* **WORK INSTRUCTIONS**
Write out the records beneath this line exactly as they appear, minus any images.

* **LISTING**
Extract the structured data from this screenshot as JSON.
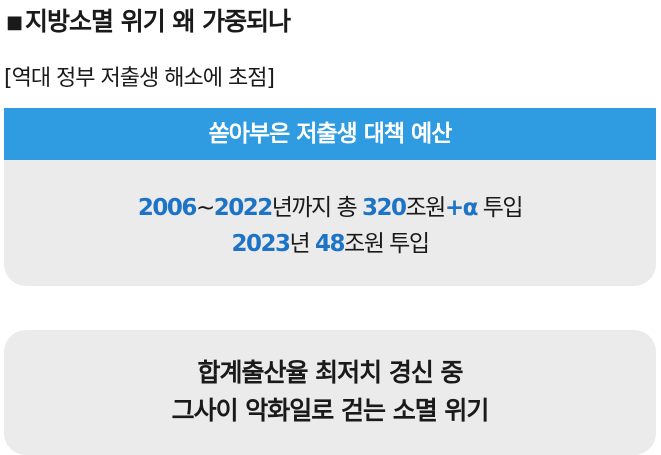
{
  "header": {
    "bullet": "■",
    "title": "지방소멸 위기 왜 가중되나",
    "subtitle": "[역대 정부 저출생 해소에 초점]"
  },
  "top_card": {
    "banner": "쏟아부은 저출생 대책 예산",
    "line1": {
      "num1": "2006",
      "sep": "~",
      "num2": "2022",
      "text1": "년까지 총 ",
      "num3": "320",
      "text2": "조원",
      "num4": "+α",
      "text3": " 투입"
    },
    "line2": {
      "num1": "2023",
      "text1": "년 ",
      "num2": "48",
      "text2": "조원 투입"
    }
  },
  "bottom_card": {
    "line1": "합계출산율 최저치 경신 중",
    "line2": "그사이 악화일로 걷는 소멸 위기"
  },
  "colors": {
    "accent": "#2f9be0",
    "number": "#1d74c7",
    "card_bg": "#ebebeb"
  }
}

* **RESULT BELOW**
Extract the structured data from this screenshot as JSON.
{
  "header": {
    "bullet": "■",
    "title": "지방소멸 위기 왜 가중되나",
    "subtitle": "[역대 정부 저출생 해소에 초점]"
  },
  "top_card": {
    "banner": "쏟아부은 저출생 대책 예산",
    "line1": {
      "num1": "2006",
      "sep": "~",
      "num2": "2022",
      "text1": "년까지 총 ",
      "num3": "320",
      "text2": "조원",
      "num4": "+α",
      "text3": " 투입"
    },
    "line2": {
      "num1": "2023",
      "text1": "년 ",
      "num2": "48",
      "text2": "조원 투입"
    }
  },
  "bottom_card": {
    "line1": "합계출산율 최저치 경신 중",
    "line2": "그사이 악화일로 걷는 소멸 위기"
  },
  "colors": {
    "accent": "#2f9be0",
    "number": "#1d74c7",
    "card_bg": "#ebebeb"
  }
}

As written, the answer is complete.